• Problem to work on
Reproduce the material below verbatim, from its first line through the line containing "lon-label: 140E — [530, 674, 566, 690]", including both of those lines.
#####
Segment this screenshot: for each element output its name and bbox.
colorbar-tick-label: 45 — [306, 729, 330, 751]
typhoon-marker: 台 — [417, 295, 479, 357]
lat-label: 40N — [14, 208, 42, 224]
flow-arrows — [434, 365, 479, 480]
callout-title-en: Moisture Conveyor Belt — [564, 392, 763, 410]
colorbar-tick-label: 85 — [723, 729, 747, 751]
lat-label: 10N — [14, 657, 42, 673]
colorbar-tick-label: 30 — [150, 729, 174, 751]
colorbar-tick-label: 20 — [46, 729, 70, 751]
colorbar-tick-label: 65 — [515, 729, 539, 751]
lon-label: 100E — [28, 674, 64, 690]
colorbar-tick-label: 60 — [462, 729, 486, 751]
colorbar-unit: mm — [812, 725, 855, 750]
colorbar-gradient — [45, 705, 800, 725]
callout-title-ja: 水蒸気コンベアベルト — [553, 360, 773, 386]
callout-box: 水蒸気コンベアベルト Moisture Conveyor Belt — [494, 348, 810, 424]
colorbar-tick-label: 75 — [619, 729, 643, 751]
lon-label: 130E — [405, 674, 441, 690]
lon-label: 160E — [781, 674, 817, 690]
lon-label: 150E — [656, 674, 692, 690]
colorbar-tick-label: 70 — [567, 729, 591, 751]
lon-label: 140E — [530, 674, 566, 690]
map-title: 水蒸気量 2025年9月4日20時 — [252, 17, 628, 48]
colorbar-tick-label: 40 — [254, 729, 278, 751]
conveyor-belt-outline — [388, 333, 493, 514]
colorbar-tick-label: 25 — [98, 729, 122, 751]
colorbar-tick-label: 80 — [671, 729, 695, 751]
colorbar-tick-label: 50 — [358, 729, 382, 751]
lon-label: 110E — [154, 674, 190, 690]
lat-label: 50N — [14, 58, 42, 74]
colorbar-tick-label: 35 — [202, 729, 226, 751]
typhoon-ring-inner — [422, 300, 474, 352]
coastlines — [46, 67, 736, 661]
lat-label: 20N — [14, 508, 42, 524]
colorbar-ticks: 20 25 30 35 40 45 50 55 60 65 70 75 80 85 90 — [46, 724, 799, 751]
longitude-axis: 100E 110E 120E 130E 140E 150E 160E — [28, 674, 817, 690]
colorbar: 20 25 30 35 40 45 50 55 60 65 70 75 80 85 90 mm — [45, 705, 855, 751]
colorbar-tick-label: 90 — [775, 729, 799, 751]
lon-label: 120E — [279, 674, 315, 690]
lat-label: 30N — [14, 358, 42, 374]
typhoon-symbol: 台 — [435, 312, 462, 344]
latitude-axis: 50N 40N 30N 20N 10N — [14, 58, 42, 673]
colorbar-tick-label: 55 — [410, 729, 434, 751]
#####
• The answer
Segment this screenshot: for each element output its name and bbox.
colorbar-tick-label: 45 — [306, 729, 330, 751]
typhoon-marker: 台 — [417, 295, 479, 357]
lat-label: 40N — [14, 208, 42, 224]
flow-arrows — [434, 365, 479, 480]
callout-title-en: Moisture Conveyor Belt — [564, 392, 763, 410]
colorbar-tick-label: 85 — [723, 729, 747, 751]
lat-label: 10N — [14, 657, 42, 673]
colorbar-tick-label: 30 — [150, 729, 174, 751]
colorbar-tick-label: 20 — [46, 729, 70, 751]
colorbar-tick-label: 65 — [515, 729, 539, 751]
lon-label: 100E — [28, 674, 64, 690]
colorbar-tick-label: 60 — [462, 729, 486, 751]
colorbar-unit: mm — [812, 725, 855, 750]
colorbar-gradient — [45, 705, 800, 725]
callout-title-ja: 水蒸気コンベアベルト — [553, 360, 773, 386]
callout-box: 水蒸気コンベアベルト Moisture Conveyor Belt — [494, 348, 810, 424]
colorbar-tick-label: 75 — [619, 729, 643, 751]
lon-label: 130E — [405, 674, 441, 690]
lon-label: 160E — [781, 674, 817, 690]
lon-label: 150E — [656, 674, 692, 690]
colorbar-tick-label: 70 — [567, 729, 591, 751]
lon-label: 140E — [530, 674, 566, 690]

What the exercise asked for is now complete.